#### Supplied material

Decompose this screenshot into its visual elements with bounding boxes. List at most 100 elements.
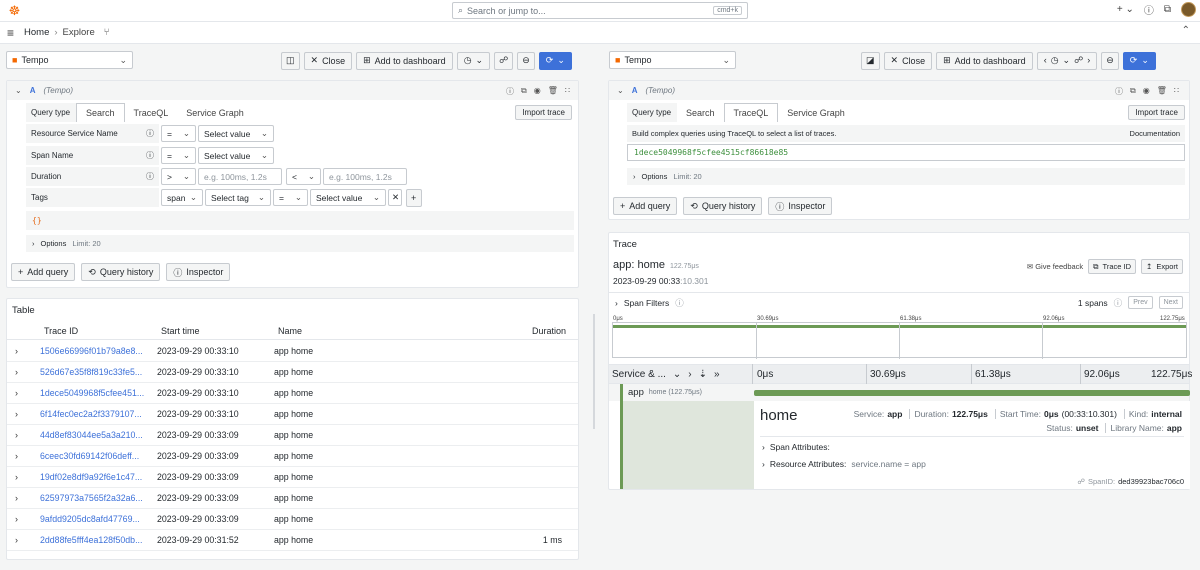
col-start-time[interactable]: Start time bbox=[161, 326, 278, 336]
span-bar[interactable] bbox=[754, 390, 1190, 396]
query-history-button[interactable]: ⟲ Query history bbox=[81, 263, 161, 281]
table-row[interactable]: › 6ceec30fd69142f06deff... 2023-09-29 00:3… bbox=[7, 446, 578, 467]
options-row[interactable]: › Options Limit: 20 bbox=[627, 168, 1185, 185]
inspector-button[interactable]: ⓘ Inspector bbox=[768, 197, 833, 215]
resource-attributes-toggle[interactable]: › Resource Attributes: service.name = ap… bbox=[762, 459, 926, 469]
chevron-right-icon[interactable]: › bbox=[688, 369, 691, 380]
close-button[interactable]: ✕ Close bbox=[883, 51, 933, 70]
chevron-down-icon[interactable]: ⌄ bbox=[673, 369, 681, 380]
chevron-up-icon[interactable]: ⌃ bbox=[1182, 25, 1190, 36]
duplicate-icon[interactable]: ⧉ bbox=[1130, 86, 1136, 97]
add-to-dashboard-button[interactable]: ⊞ Add to dashboard bbox=[936, 51, 1033, 70]
datasource-picker-right[interactable]: ■ Tempo ⌄ bbox=[609, 51, 736, 69]
duration-min-input[interactable]: e.g. 100ms, 1.2s bbox=[198, 168, 282, 185]
table-row[interactable]: › 9afdd9205dc8afd47769... 2023-09-29 00:33… bbox=[7, 509, 578, 530]
duplicate-icon[interactable]: ⧉ bbox=[521, 86, 527, 97]
tag-scope-select[interactable]: span ⌄ bbox=[161, 189, 203, 206]
trash-icon[interactable]: 🗑 bbox=[548, 86, 558, 97]
expand-row-icon[interactable]: › bbox=[7, 430, 40, 440]
expand-row-icon[interactable]: › bbox=[7, 367, 40, 377]
close-button[interactable]: ✕ Close bbox=[303, 51, 353, 70]
tab-search[interactable]: Search bbox=[677, 103, 724, 122]
query-history-button[interactable]: ⟲ Query history bbox=[683, 197, 763, 215]
traceql-query-input[interactable]: 1dece5049968f5cfee4515cf86618e85 bbox=[627, 144, 1185, 161]
new-menu-button[interactable]: + ⌄ bbox=[1117, 4, 1134, 15]
time-range-button[interactable]: ‹ ◷ ⌄ ☍ › bbox=[1036, 51, 1098, 70]
expand-one-icon[interactable]: » bbox=[714, 369, 720, 380]
search-bar[interactable]: ⌕ Search or jump to... cmd+k bbox=[452, 2, 748, 19]
span-attributes-toggle[interactable]: › Span Attributes: bbox=[762, 442, 830, 452]
trace-id-link[interactable]: 1dece5049968f5cfee451... bbox=[40, 388, 157, 398]
tab-service-graph[interactable]: Service Graph bbox=[778, 103, 854, 122]
trace-id-link[interactable]: 44d8ef83044ee5a3a210... bbox=[40, 430, 157, 440]
options-row[interactable]: › Options Limit: 20 bbox=[26, 235, 574, 252]
span-service[interactable]: app bbox=[628, 387, 644, 398]
next-button[interactable]: Next bbox=[1158, 296, 1183, 309]
zoom-out-button[interactable]: ⊖ bbox=[517, 51, 535, 70]
expand-row-icon[interactable]: › bbox=[7, 493, 40, 503]
trace-id-button[interactable]: ⧉ Trace ID bbox=[1088, 259, 1137, 274]
import-trace-button[interactable]: Import trace bbox=[515, 105, 572, 120]
table-row[interactable]: › 62597973a7565f2a32a6... 2023-09-29 00:33… bbox=[7, 488, 578, 509]
expand-row-icon[interactable]: › bbox=[7, 409, 40, 419]
expand-row-icon[interactable]: › bbox=[7, 451, 40, 461]
span-name-value-select[interactable]: Select value ⌄ bbox=[198, 147, 274, 164]
table-row[interactable]: › 526d67e35f8f819c33fe5... 2023-09-29 00:3… bbox=[7, 362, 578, 383]
trace-id-link[interactable]: 1506e66996f01b79a8e8... bbox=[40, 346, 157, 356]
tag-operator-select[interactable]: = ⌄ bbox=[273, 189, 308, 206]
add-tag-button[interactable]: + bbox=[406, 188, 422, 207]
drag-handle-icon[interactable]: ∷ bbox=[565, 86, 570, 97]
tag-key-select[interactable]: Select tag ⌄ bbox=[205, 189, 271, 206]
news-icon[interactable]: ⧉ bbox=[1164, 4, 1171, 15]
expand-all-icon[interactable]: ⇣ bbox=[699, 369, 707, 380]
table-row[interactable]: › 6f14fec0ec2a2f3379107... 2023-09-29 00:3… bbox=[7, 404, 578, 425]
operator-select[interactable]: = ⌄ bbox=[161, 125, 196, 142]
trace-id-link[interactable]: 9afdd9205dc8afd47769... bbox=[40, 514, 157, 524]
eye-icon[interactable]: ◉ bbox=[1143, 86, 1150, 97]
expand-row-icon[interactable]: › bbox=[7, 346, 40, 356]
help-icon[interactable]: ⓘ bbox=[506, 86, 514, 97]
expand-row-icon[interactable]: › bbox=[7, 388, 40, 398]
collapse-query-icon[interactable]: ⌄ bbox=[617, 86, 624, 95]
remove-tag-button[interactable]: ✕ bbox=[388, 189, 402, 206]
tab-traceql[interactable]: TraceQL bbox=[125, 103, 178, 122]
trace-minimap[interactable] bbox=[612, 322, 1187, 359]
add-query-button[interactable]: + Add query bbox=[613, 197, 678, 215]
give-feedback-link[interactable]: ✉ Give feedback bbox=[1027, 262, 1083, 271]
breadcrumb-home[interactable]: Home bbox=[24, 27, 49, 38]
expand-row-icon[interactable]: › bbox=[7, 535, 40, 545]
drag-handle-icon[interactable]: ∷ bbox=[1174, 86, 1179, 97]
add-query-button[interactable]: + Add query bbox=[11, 263, 76, 281]
help-icon[interactable]: ⓘ bbox=[1115, 86, 1123, 97]
documentation-link[interactable]: Documentation bbox=[1130, 129, 1180, 138]
eye-icon[interactable]: ◉ bbox=[534, 86, 541, 97]
duration-max-input[interactable]: e.g. 100ms, 1.2s bbox=[323, 168, 407, 185]
datasource-picker-left[interactable]: ■ Tempo ⌄ bbox=[6, 51, 133, 69]
col-trace-id[interactable]: Trace ID bbox=[44, 326, 161, 336]
split-pane-button[interactable]: ◪ bbox=[861, 51, 880, 70]
import-trace-button[interactable]: Import trace bbox=[1128, 105, 1185, 120]
resource-service-value-select[interactable]: Select value ⌄ bbox=[198, 125, 274, 142]
trace-id-link[interactable]: 6ceec30fd69142f06deff... bbox=[40, 451, 157, 461]
prev-button[interactable]: Prev bbox=[1128, 296, 1153, 309]
menu-icon[interactable]: ≡ bbox=[7, 26, 14, 40]
table-row[interactable]: › 1506e66996f01b79a8e8... 2023-09-29 00:33… bbox=[7, 341, 578, 362]
operator-select[interactable]: = ⌄ bbox=[161, 147, 196, 164]
split-pane-button[interactable]: ◫ bbox=[281, 51, 300, 70]
trace-id-link[interactable]: 19df02e8df9a92f6e1c47... bbox=[40, 472, 157, 482]
link-icon[interactable]: ☍ bbox=[1077, 477, 1085, 486]
grafana-logo-icon[interactable]: ☸ bbox=[7, 3, 22, 18]
table-row[interactable]: › 19df02e8df9a92f6e1c47... 2023-09-29 00:3… bbox=[7, 467, 578, 488]
zoom-out-button[interactable]: ⊖ bbox=[1101, 51, 1119, 70]
duration-max-operator[interactable]: < ⌄ bbox=[286, 168, 321, 185]
export-button[interactable]: ↥ Export bbox=[1141, 259, 1183, 274]
avatar[interactable] bbox=[1181, 2, 1196, 17]
trash-icon[interactable]: 🗑 bbox=[1157, 86, 1167, 97]
trace-id-link[interactable]: 62597973a7565f2a32a6... bbox=[40, 493, 157, 503]
table-row[interactable]: › 1dece5049968f5cfee451... 2023-09-29 00:3… bbox=[7, 383, 578, 404]
share-icon[interactable]: ⑂ bbox=[104, 27, 110, 38]
tab-service-graph[interactable]: Service Graph bbox=[177, 103, 253, 122]
expand-row-icon[interactable]: › bbox=[7, 472, 40, 482]
inspector-button[interactable]: ⓘ Inspector bbox=[166, 263, 231, 281]
col-name[interactable]: Name bbox=[278, 326, 504, 336]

########

Copy the entries from the line containing "col-start-time[interactable]: Start time" up to and including the line containing "close-button[interactable]: ✕ Close bbox=[883, 51, 933, 70]".

The response =>
col-start-time[interactable]: Start time bbox=[161, 326, 278, 336]
span-bar[interactable] bbox=[754, 390, 1190, 396]
query-history-button[interactable]: ⟲ Query history bbox=[81, 263, 161, 281]
table-row[interactable]: › 6ceec30fd69142f06deff... 2023-09-29 00:3… bbox=[7, 446, 578, 467]
options-row[interactable]: › Options Limit: 20 bbox=[627, 168, 1185, 185]
inspector-button[interactable]: ⓘ Inspector bbox=[768, 197, 833, 215]
resource-attributes-toggle[interactable]: › Resource Attributes: service.name = ap… bbox=[762, 459, 926, 469]
chevron-right-icon[interactable]: › bbox=[688, 369, 691, 380]
close-button[interactable]: ✕ Close bbox=[883, 51, 933, 70]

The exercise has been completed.